Locate each line containing the string "completamente" and copy it out.
═══ RECORDED DATA
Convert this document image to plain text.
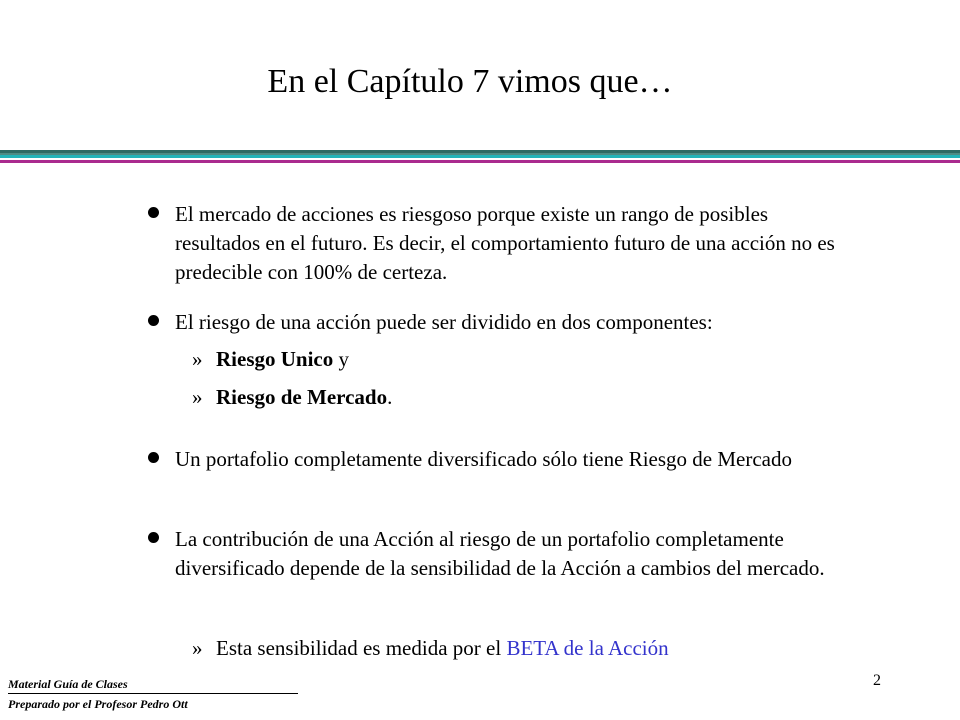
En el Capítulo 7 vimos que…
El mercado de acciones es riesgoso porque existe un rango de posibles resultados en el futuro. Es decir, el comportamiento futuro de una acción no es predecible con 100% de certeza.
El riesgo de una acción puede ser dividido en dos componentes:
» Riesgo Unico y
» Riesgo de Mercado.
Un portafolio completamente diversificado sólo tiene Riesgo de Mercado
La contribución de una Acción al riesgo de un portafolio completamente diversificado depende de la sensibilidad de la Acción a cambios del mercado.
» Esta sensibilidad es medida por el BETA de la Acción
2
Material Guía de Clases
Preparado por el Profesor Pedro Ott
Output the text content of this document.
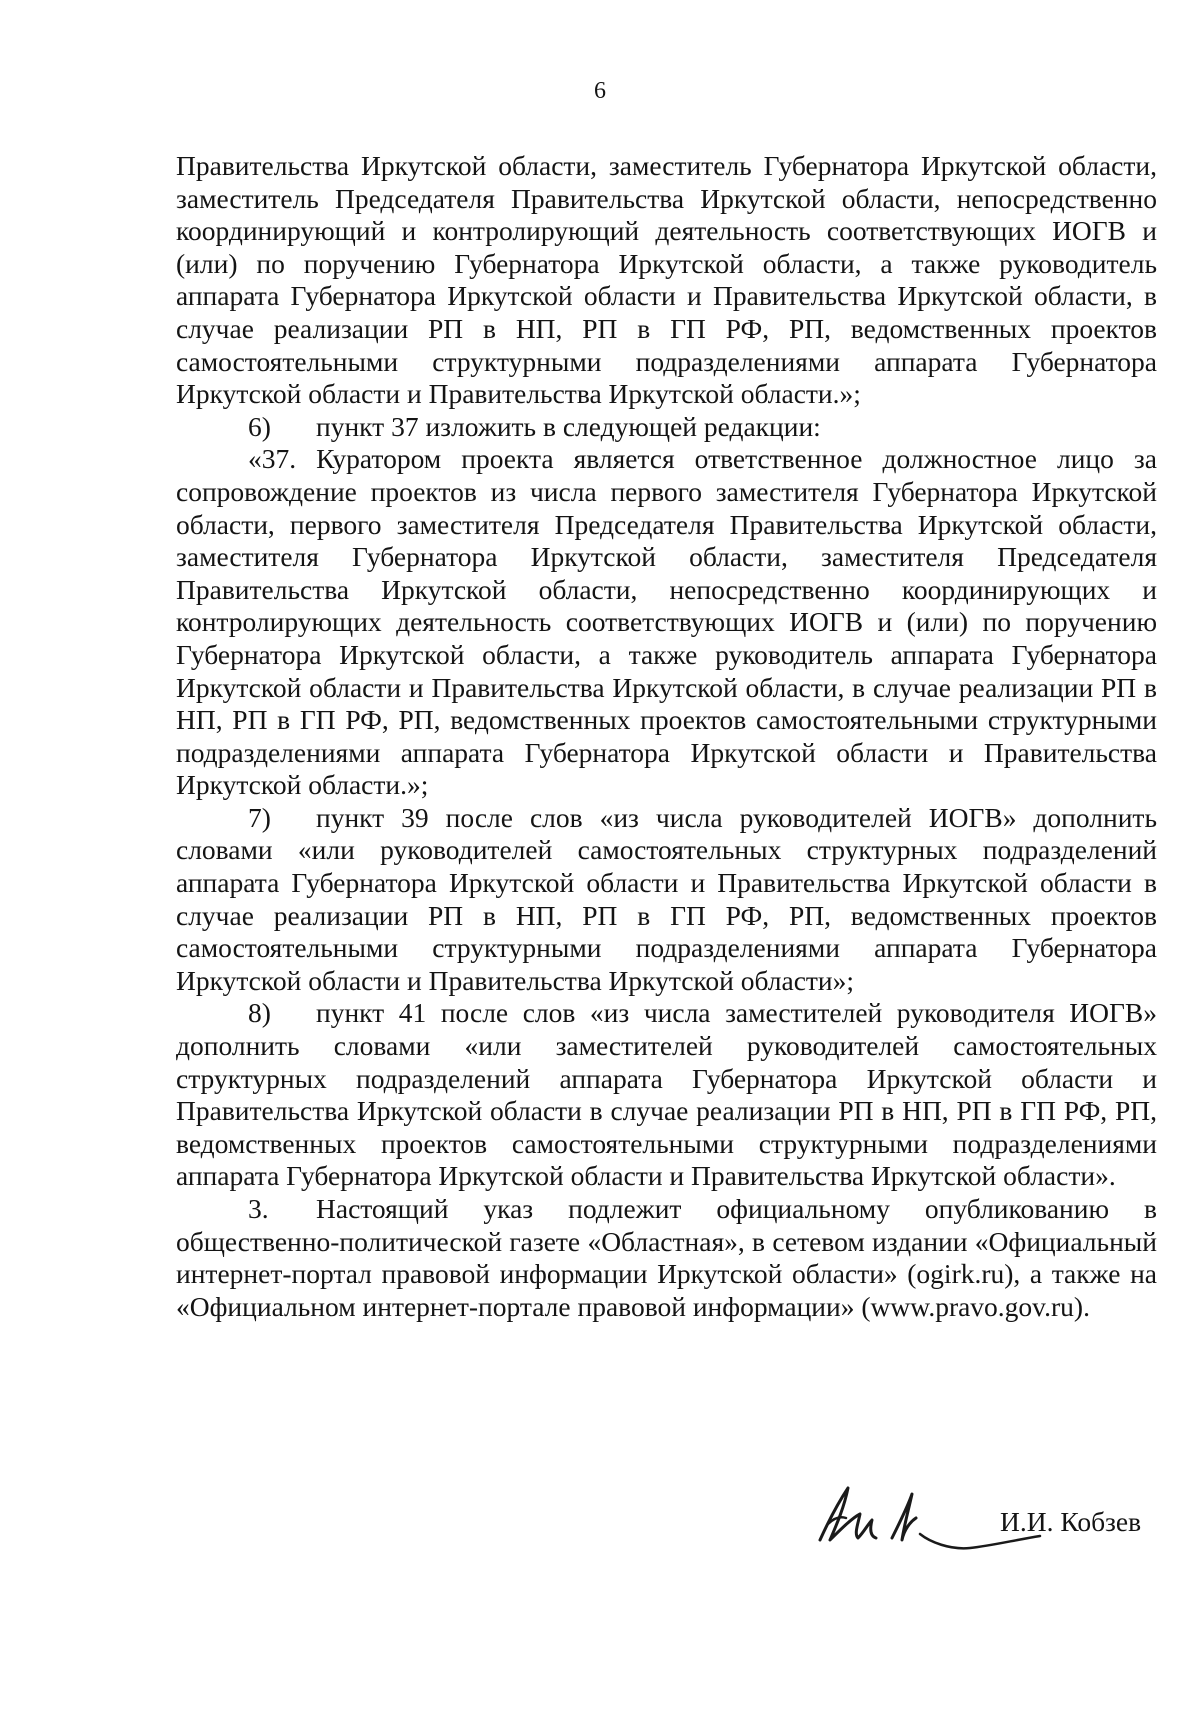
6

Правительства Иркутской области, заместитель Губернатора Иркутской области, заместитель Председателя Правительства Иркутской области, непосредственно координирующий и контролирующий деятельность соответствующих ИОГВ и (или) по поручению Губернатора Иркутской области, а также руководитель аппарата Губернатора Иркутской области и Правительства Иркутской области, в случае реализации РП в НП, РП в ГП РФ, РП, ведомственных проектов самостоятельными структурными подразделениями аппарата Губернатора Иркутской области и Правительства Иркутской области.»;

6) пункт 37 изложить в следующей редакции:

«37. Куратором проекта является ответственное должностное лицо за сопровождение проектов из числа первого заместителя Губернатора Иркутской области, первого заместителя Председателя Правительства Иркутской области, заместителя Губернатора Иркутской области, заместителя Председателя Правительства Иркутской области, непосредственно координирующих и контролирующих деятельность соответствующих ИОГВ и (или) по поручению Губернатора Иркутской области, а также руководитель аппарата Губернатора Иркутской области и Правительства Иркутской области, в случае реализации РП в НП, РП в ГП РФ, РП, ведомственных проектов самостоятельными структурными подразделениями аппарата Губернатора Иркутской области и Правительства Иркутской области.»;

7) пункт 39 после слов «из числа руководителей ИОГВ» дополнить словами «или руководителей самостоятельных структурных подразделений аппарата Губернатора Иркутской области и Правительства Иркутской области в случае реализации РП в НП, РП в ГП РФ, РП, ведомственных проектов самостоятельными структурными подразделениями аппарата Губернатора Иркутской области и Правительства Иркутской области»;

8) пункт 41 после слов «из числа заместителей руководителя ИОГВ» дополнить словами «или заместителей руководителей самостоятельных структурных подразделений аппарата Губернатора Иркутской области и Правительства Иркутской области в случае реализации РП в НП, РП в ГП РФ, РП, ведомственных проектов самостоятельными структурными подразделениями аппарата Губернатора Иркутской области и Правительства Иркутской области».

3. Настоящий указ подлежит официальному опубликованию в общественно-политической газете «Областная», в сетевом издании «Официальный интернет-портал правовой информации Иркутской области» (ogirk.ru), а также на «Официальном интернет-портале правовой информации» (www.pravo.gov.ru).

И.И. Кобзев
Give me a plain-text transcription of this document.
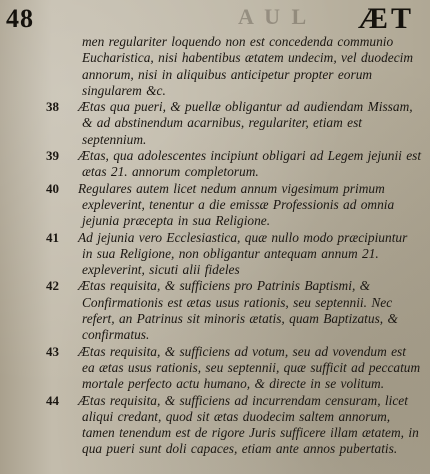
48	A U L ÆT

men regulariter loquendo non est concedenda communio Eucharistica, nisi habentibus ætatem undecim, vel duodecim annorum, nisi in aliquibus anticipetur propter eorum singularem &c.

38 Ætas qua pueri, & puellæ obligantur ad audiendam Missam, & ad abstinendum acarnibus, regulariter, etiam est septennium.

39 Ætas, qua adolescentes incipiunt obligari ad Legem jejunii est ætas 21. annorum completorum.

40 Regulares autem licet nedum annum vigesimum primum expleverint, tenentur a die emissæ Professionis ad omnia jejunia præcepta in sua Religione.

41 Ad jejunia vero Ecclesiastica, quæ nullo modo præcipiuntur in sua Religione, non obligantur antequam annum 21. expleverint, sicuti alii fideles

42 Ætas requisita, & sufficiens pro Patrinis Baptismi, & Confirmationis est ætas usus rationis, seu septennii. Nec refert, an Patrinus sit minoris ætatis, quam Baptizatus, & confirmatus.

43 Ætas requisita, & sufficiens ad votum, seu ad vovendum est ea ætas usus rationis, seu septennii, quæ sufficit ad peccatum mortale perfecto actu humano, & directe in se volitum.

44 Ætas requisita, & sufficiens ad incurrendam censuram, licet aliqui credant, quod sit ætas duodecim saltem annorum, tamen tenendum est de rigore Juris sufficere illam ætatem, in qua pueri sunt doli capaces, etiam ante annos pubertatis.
══════
TASK SOLUTION
Un portafolio completamente diversificado sólo tiene Riesgo de Mercado
La contribución de una Acción al riesgo de un portafolio completamente diversificado depende de la sensibilidad de la Acción a cambios del mercado.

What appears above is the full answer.